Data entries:
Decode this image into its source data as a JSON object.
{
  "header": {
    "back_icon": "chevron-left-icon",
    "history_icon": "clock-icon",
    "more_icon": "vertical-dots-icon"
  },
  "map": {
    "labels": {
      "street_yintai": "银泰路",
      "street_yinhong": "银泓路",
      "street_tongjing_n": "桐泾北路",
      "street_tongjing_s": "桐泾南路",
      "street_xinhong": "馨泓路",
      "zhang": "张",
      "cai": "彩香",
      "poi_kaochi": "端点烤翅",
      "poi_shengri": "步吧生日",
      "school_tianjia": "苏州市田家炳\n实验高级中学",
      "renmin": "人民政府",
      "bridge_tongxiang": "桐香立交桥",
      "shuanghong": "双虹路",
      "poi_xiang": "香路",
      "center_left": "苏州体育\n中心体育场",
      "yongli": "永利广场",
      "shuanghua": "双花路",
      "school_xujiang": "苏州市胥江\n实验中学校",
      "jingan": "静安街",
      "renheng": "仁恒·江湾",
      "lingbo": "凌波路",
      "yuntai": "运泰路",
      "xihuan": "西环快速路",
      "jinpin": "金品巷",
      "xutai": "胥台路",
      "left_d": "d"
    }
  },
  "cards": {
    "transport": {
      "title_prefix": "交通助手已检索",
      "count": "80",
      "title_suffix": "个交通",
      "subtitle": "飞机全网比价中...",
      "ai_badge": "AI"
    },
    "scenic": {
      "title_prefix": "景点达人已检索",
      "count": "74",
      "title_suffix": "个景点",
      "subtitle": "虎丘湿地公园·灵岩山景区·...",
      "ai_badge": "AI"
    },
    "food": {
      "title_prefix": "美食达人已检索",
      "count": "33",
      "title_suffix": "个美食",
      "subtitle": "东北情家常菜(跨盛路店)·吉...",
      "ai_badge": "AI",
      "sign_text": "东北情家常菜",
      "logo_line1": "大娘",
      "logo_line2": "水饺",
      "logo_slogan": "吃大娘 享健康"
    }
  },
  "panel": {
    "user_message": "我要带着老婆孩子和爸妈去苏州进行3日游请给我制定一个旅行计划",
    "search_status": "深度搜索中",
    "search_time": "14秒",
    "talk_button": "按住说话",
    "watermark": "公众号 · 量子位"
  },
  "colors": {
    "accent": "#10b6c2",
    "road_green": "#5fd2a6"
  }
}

• [Written request]: Take the records above and return them exactly as written.

• [Solution below]:
Decode this image into its source data as a JSON object.
{
  "header": {
    "back_icon": "chevron-left-icon",
    "history_icon": "clock-icon",
    "more_icon": "vertical-dots-icon"
  },
  "map": {
    "labels": {
      "street_yintai": "银泰路",
      "street_yinhong": "银泓路",
      "street_tongjing_n": "桐泾北路",
      "street_tongjing_s": "桐泾南路",
      "street_xinhong": "馨泓路",
      "zhang": "张",
      "cai": "彩香",
      "poi_kaochi": "端点烤翅",
      "poi_shengri": "步吧生日",
      "school_tianjia": "苏州市田家炳\n实验高级中学",
      "renmin": "人民政府",
      "bridge_tongxiang": "桐香立交桥",
      "shuanghong": "双虹路",
      "poi_xiang": "香路",
      "center_left": "苏州体育\n中心体育场",
      "yongli": "永利广场",
      "shuanghua": "双花路",
      "school_xujiang": "苏州市胥江\n实验中学校",
      "jingan": "静安街",
      "renheng": "仁恒·江湾",
      "lingbo": "凌波路",
      "yuntai": "运泰路",
      "xihuan": "西环快速路",
      "jinpin": "金品巷",
      "xutai": "胥台路",
      "left_d": "d"
    }
  },
  "cards": {
    "transport": {
      "title_prefix": "交通助手已检索",
      "count": "80",
      "title_suffix": "个交通",
      "subtitle": "飞机全网比价中...",
      "ai_badge": "AI"
    },
    "scenic": {
      "title_prefix": "景点达人已检索",
      "count": "74",
      "title_suffix": "个景点",
      "subtitle": "虎丘湿地公园·灵岩山景区·...",
      "ai_badge": "AI"
    },
    "food": {
      "title_prefix": "美食达人已检索",
      "count": "33",
      "title_suffix": "个美食",
      "subtitle": "东北情家常菜(跨盛路店)·吉...",
      "ai_badge": "AI",
      "sign_text": "东北情家常菜",
      "logo_line1": "大娘",
      "logo_line2": "水饺",
      "logo_slogan": "吃大娘 享健康"
    }
  },
  "panel": {
    "user_message": "我要带着老婆孩子和爸妈去苏州进行3日游请给我制定一个旅行计划",
    "search_status": "深度搜索中",
    "search_time": "14秒",
    "talk_button": "按住说话",
    "watermark": "公众号 · 量子位"
  },
  "colors": {
    "accent": "#10b6c2",
    "road_green": "#5fd2a6"
  }
}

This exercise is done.